__Çalışma Talimatı__
Danıştay kararıyla ilgili metne göre, Orman Kanunu'nun 2/B maddesi uyarınca orman sınırı dışına çıkarılan alanların uygulama imar planı doğrultusunda parselasyon işlemine tabi tutulması neden hukuka aykırıdır? Metinde belirtilen gerekçeyi bir iki cümleyle açıklayın.

__Okuma Metni__
KAYDUL

HUKUK


Mahkeme Kararları » İdare Hukuku »
Cuma, 26 Nis 2024

Orman Kanunu'nun 2/B maddesi uyarınca orman sınırı dışına çıkarılan alanların orman köylülerine tahsisi dışında bir amaca ayrılmasının mümkün olmadığından, uygulama imar planı doğrultusunda parselasyon işlemine tabi tutulmasında hukuka aykırıdır.

T.C.

DANIŞTAY

6. DAİRE

E. 2009/13281

K. 2012/6251

T. 19.11.2012

İstemin Özeti : Antalya İli, Kemer İlçesi, Karayer Mevkiinde bulunan ... parsel sayılı taşınmazı da kapsayan alanda 3194 sayılı İmar Kanununun 18. maddesi ve 3290 sayılı Yasanın Ek 1. maddesi uyarınca imar uygulaması yapılmasına ilişkin 06/12/1995 tarihli, 468 sayılı Kemer Belediye Encümeni kararının iptali yolunda Antalya 2. İdare Mahkemesince verilen 10/04/2009 tarihli, E:2008/1256, K:2009/571 sayılı kararın usul ve hukuka aykırı olduğu ileri sürülerek bozulması istenilmektedir.

Savunmanın Özeti : Savunma verilmemiştir.

Danıştay Tetkik Hâkimi: Ulya Emiroğlu

Düşüncesi : Temyiz isteminin reddi ile mahkeme kararının onanması gerektiği düşünülmektedir.

__Kayıtlı Öğeler__
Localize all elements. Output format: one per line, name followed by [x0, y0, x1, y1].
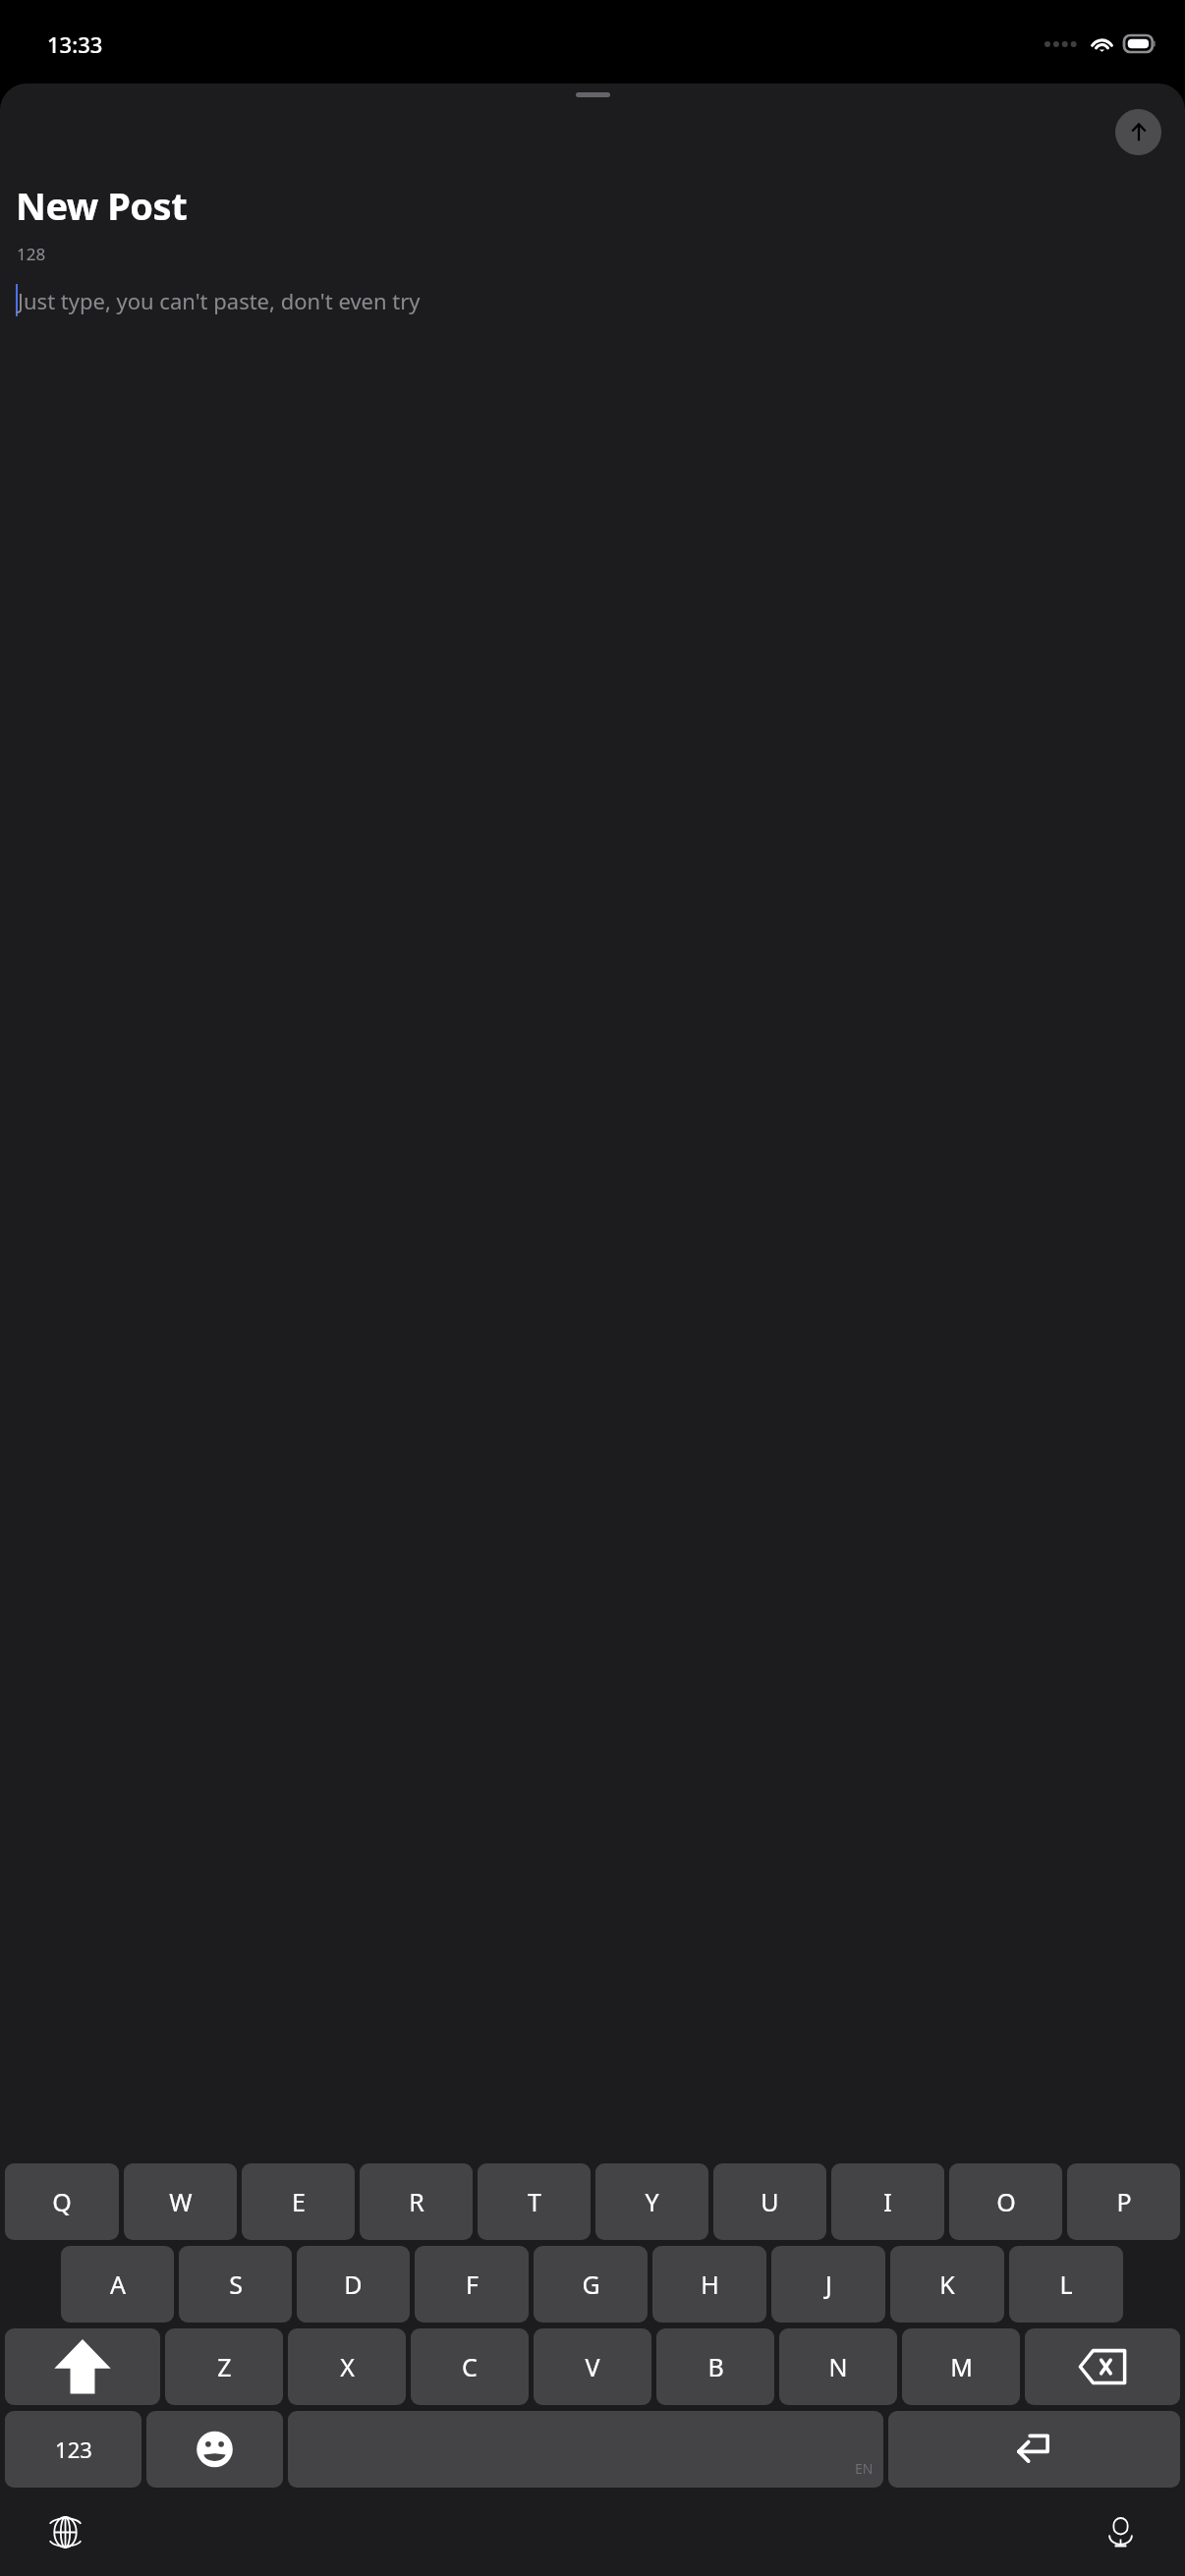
button[interactable]: N: [779, 2328, 897, 2405]
staticText: X: [340, 2350, 355, 2383]
staticText: A: [110, 2268, 126, 2301]
staticText: W: [169, 2185, 193, 2218]
staticText: P: [1116, 2185, 1132, 2218]
staticText: EN: [855, 2459, 874, 2478]
staticText: K: [939, 2268, 955, 2301]
staticText: I: [883, 2185, 892, 2218]
button[interactable]: W: [124, 2163, 237, 2240]
button[interactable]: Z: [165, 2328, 283, 2405]
staticText: 128: [17, 243, 46, 265]
button[interactable]: Post: [1115, 109, 1161, 155]
button[interactable]: Emoji: [146, 2411, 283, 2488]
button[interactable]: Enter: [888, 2411, 1180, 2488]
staticText: T: [528, 2185, 541, 2218]
staticText: M: [950, 2350, 973, 2383]
staticText: B: [707, 2350, 724, 2383]
staticText: F: [466, 2268, 479, 2301]
staticText: E: [292, 2185, 306, 2218]
button[interactable]: Q: [5, 2163, 119, 2240]
staticText: Q: [52, 2185, 72, 2218]
staticText: 13:33: [47, 29, 103, 59]
staticText: C: [462, 2350, 478, 2383]
staticText: 123: [55, 2435, 92, 2464]
staticText: J: [825, 2268, 832, 2301]
staticText: L: [1059, 2268, 1073, 2301]
button[interactable]: R: [360, 2163, 473, 2240]
button[interactable]: E: [242, 2163, 355, 2240]
button[interactable]: O: [949, 2163, 1062, 2240]
button[interactable]: X: [288, 2328, 406, 2405]
staticText: D: [344, 2268, 363, 2301]
button[interactable]: Change language: [43, 2510, 86, 2553]
staticText: Y: [645, 2185, 659, 2218]
staticText: U: [761, 2185, 779, 2218]
staticText: Just type, you can't paste, don't even t…: [18, 286, 421, 315]
button[interactable]: 123: [5, 2411, 141, 2488]
button[interactable]: V: [534, 2328, 651, 2405]
button[interactable]: K: [890, 2246, 1004, 2323]
button[interactable]: L: [1009, 2246, 1123, 2323]
button[interactable]: C: [411, 2328, 529, 2405]
staticText: H: [701, 2268, 719, 2301]
button[interactable]: S: [179, 2246, 292, 2323]
staticText: V: [585, 2350, 600, 2383]
button[interactable]: G: [534, 2246, 648, 2323]
button[interactable]: B: [656, 2328, 774, 2405]
button[interactable]: I: [831, 2163, 944, 2240]
button[interactable]: M: [902, 2328, 1020, 2405]
staticText: R: [409, 2185, 424, 2218]
button[interactable]: Shift: [5, 2328, 160, 2405]
button[interactable]: D: [297, 2246, 410, 2323]
button[interactable]: Just type, you can't paste, don't even t…: [16, 284, 1185, 316]
button[interactable]: A: [61, 2246, 174, 2323]
button[interactable]: P: [1067, 2163, 1180, 2240]
button[interactable]: T: [478, 2163, 591, 2240]
button[interactable]: Backspace: [1025, 2328, 1180, 2405]
button[interactable]: F: [415, 2246, 529, 2323]
button[interactable]: Voice input: [1099, 2510, 1142, 2553]
button[interactable]: U: [713, 2163, 826, 2240]
button[interactable]: Y: [595, 2163, 708, 2240]
staticText: O: [996, 2185, 1016, 2218]
staticText: New Post: [16, 180, 188, 231]
button[interactable]: J: [771, 2246, 885, 2323]
staticText: Z: [217, 2350, 232, 2383]
staticText: G: [582, 2268, 600, 2301]
button[interactable]: H: [652, 2246, 766, 2323]
staticText: S: [229, 2268, 243, 2301]
staticText: N: [828, 2350, 848, 2383]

__Yanıt__
Orman Kanunu'nun 2/B maddesi uyarınca orman sınırı dışına çıkarılan alanların orman köylülerine tahsis dışında bir amaca ayrılması mümkün değildir. Bu nedenle söz konusu alanların uygulama imar planı doğrultusunda parselasyon işlemine tabi tutulması hukuka aykırıdır.